[BEGIN INPUT ROWS]

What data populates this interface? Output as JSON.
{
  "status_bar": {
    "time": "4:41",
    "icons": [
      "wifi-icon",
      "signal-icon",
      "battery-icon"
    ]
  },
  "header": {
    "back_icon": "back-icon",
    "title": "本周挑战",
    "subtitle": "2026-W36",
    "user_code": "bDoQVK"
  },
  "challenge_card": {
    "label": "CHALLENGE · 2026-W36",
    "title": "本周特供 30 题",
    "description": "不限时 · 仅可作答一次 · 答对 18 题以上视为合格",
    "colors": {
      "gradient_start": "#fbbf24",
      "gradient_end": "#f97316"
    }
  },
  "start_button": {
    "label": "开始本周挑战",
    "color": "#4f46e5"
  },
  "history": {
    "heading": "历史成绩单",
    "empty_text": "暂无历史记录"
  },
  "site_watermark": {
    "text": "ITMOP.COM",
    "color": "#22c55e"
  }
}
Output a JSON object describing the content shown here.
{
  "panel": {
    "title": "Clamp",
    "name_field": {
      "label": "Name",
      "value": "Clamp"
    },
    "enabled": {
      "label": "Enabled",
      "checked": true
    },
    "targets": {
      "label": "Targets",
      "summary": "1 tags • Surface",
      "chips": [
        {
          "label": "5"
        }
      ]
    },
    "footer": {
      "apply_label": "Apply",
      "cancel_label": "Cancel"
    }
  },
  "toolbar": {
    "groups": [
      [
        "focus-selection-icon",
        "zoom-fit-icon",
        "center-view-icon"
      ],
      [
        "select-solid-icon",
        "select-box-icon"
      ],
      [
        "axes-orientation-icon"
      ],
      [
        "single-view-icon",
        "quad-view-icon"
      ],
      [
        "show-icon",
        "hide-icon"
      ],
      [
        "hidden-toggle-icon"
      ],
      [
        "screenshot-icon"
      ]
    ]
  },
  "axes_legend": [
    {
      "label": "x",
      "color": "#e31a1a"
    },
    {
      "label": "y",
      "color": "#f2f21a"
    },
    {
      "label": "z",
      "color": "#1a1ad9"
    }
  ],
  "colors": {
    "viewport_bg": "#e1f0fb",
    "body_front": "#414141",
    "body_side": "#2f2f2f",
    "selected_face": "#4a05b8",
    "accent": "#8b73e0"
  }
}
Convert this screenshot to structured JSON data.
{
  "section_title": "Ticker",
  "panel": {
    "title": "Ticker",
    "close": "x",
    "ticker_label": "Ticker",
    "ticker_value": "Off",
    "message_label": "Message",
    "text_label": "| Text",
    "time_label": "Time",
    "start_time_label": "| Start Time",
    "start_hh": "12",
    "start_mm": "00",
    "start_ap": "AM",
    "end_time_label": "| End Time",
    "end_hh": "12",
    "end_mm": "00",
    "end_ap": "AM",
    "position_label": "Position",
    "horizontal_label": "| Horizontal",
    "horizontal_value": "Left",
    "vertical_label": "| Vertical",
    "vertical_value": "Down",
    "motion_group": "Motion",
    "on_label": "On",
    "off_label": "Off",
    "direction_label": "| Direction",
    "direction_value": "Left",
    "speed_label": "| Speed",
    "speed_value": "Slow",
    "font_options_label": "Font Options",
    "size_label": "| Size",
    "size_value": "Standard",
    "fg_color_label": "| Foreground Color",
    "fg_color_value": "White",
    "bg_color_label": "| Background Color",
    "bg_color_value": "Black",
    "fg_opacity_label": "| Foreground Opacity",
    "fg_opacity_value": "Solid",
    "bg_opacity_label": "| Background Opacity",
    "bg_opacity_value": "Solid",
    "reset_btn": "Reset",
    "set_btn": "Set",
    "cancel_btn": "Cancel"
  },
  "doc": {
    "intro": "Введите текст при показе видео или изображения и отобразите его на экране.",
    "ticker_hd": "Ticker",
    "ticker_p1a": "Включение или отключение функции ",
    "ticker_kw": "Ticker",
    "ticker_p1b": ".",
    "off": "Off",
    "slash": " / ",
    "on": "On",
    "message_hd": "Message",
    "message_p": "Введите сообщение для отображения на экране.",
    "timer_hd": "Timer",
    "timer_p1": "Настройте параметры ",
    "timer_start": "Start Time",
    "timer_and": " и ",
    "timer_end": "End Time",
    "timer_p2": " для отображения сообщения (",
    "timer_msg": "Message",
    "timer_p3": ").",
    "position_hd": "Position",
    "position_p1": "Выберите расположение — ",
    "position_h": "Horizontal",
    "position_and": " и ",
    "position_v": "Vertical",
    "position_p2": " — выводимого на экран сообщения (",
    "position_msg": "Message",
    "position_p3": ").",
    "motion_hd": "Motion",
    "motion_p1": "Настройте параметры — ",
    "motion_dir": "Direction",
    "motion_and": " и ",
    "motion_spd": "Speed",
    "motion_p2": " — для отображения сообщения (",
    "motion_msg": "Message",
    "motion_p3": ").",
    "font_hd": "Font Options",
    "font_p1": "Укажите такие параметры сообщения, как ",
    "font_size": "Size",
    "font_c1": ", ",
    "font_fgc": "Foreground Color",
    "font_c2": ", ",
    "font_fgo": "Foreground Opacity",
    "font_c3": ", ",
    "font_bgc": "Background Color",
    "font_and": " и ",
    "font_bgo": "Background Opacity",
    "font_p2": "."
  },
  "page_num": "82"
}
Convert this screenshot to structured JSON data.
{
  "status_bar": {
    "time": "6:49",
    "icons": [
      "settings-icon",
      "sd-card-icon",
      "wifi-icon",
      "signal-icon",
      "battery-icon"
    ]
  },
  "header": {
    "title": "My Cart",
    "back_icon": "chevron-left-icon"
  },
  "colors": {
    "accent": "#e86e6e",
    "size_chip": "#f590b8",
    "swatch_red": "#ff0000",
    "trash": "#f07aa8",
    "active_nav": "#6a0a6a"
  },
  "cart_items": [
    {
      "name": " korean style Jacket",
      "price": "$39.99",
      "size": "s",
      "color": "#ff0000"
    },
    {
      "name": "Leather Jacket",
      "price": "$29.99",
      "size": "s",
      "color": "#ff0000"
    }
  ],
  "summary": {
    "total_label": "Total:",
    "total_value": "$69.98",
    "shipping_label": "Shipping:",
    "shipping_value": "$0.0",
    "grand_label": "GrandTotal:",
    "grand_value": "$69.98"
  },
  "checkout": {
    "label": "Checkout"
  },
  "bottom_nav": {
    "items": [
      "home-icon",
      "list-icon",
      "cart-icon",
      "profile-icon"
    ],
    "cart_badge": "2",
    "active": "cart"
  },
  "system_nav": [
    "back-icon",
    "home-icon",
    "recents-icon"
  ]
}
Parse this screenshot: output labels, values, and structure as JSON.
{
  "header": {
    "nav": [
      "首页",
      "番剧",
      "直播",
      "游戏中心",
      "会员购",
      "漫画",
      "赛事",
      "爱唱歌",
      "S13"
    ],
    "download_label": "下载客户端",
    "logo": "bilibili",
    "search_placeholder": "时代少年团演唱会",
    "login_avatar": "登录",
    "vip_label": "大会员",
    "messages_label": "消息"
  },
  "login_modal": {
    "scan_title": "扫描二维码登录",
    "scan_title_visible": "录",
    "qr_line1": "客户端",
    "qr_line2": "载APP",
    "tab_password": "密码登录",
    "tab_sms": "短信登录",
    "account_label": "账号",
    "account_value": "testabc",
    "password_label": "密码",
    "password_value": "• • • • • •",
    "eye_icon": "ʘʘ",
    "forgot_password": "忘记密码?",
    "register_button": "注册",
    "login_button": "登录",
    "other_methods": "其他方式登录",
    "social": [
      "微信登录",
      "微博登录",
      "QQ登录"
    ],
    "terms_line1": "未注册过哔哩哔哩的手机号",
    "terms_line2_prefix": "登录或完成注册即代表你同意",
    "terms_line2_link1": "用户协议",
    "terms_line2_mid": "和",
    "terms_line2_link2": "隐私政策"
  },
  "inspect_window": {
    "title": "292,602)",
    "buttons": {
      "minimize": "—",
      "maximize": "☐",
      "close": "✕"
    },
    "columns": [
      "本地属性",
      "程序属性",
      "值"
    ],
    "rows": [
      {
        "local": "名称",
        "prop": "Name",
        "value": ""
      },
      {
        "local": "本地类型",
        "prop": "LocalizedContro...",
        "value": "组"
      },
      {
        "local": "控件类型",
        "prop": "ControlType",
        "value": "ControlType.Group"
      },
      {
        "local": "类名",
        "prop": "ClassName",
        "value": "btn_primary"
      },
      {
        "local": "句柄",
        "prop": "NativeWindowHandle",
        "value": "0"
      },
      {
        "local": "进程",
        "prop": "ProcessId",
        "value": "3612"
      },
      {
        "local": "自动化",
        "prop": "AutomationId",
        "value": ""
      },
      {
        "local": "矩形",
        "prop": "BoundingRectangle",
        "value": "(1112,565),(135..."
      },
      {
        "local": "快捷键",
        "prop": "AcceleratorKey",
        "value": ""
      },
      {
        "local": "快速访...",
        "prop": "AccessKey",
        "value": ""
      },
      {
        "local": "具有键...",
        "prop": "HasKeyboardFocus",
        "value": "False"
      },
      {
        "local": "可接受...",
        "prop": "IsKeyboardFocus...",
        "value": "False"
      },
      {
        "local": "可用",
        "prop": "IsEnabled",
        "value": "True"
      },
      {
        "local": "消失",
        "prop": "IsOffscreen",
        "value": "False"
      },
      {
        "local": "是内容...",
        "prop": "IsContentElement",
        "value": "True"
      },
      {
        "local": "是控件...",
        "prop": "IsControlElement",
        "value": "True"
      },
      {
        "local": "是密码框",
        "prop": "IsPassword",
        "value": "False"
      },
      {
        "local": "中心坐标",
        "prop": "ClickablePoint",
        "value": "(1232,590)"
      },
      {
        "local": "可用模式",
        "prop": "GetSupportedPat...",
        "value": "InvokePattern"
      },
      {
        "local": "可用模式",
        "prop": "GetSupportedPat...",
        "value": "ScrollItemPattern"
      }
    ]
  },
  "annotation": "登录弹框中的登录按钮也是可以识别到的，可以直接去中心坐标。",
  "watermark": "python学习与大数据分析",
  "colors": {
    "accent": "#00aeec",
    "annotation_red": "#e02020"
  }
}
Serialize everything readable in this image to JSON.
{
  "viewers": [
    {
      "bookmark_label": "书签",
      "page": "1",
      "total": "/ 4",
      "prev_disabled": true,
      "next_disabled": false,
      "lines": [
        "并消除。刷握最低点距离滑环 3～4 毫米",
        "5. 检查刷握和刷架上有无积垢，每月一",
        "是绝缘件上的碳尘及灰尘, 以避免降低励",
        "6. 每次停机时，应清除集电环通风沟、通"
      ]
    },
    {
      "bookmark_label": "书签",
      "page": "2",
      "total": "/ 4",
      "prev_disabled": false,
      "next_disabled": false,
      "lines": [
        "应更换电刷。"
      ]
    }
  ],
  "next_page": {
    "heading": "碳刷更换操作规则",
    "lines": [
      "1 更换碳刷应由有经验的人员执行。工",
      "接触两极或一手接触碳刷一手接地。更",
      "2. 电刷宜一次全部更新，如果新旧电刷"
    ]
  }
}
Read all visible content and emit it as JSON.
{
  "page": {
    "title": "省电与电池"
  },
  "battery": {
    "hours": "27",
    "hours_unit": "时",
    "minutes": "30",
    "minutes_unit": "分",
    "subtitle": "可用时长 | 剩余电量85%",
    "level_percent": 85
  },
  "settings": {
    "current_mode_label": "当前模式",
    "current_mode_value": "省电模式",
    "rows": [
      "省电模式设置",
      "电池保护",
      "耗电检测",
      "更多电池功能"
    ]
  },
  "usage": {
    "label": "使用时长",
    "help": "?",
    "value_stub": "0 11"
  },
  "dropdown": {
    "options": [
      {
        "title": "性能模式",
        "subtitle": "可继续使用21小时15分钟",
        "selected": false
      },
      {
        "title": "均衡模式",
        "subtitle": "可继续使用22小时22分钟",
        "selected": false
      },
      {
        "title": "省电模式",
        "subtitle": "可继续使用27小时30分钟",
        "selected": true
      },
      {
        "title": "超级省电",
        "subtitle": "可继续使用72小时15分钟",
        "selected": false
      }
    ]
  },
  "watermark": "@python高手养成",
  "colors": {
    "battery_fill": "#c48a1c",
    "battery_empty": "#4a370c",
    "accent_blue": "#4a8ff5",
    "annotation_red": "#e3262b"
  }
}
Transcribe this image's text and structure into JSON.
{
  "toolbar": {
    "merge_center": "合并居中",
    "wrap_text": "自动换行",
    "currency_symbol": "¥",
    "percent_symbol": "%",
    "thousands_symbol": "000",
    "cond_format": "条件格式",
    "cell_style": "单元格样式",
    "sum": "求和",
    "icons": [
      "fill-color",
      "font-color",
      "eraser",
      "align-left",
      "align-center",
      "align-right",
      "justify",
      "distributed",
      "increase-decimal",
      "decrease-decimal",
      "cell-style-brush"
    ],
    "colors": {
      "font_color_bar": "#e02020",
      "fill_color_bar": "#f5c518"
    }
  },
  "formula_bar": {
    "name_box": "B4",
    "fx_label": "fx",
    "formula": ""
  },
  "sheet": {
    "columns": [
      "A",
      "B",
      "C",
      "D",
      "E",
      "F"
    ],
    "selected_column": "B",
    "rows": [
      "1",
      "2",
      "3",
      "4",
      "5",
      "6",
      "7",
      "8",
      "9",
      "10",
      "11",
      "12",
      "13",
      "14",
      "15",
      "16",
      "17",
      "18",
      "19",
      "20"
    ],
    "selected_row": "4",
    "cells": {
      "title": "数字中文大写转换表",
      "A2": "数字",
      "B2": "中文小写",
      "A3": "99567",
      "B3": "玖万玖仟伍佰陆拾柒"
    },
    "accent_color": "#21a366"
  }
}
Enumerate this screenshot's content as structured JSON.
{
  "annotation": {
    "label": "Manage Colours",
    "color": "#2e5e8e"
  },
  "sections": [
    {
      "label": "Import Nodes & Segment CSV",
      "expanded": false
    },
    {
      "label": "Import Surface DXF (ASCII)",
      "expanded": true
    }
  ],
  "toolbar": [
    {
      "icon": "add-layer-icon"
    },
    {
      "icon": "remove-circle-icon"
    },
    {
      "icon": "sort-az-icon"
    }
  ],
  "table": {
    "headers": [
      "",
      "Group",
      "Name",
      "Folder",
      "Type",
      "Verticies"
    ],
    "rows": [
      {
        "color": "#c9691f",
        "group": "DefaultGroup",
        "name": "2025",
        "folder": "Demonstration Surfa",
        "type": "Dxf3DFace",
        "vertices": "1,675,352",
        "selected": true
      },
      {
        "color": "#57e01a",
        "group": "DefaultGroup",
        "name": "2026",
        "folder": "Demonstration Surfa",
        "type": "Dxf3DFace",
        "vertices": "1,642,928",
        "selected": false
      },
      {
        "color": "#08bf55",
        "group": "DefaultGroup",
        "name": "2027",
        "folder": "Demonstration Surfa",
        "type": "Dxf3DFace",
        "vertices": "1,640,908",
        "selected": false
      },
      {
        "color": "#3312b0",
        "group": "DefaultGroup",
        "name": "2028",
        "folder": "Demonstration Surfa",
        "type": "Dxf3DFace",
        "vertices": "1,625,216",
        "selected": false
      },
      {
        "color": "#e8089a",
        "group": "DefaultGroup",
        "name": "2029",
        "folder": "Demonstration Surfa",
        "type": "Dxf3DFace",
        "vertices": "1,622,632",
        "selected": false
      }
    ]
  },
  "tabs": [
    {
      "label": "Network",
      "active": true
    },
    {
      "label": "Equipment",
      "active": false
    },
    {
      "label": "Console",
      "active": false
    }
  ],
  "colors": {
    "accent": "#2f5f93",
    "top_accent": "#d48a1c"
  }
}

[END INPUT ROWS]

### THE REQUEST
Of the lines in the data, how many hold the string "align"? State the number, nothing else.

### EXERCISE ANSWER
3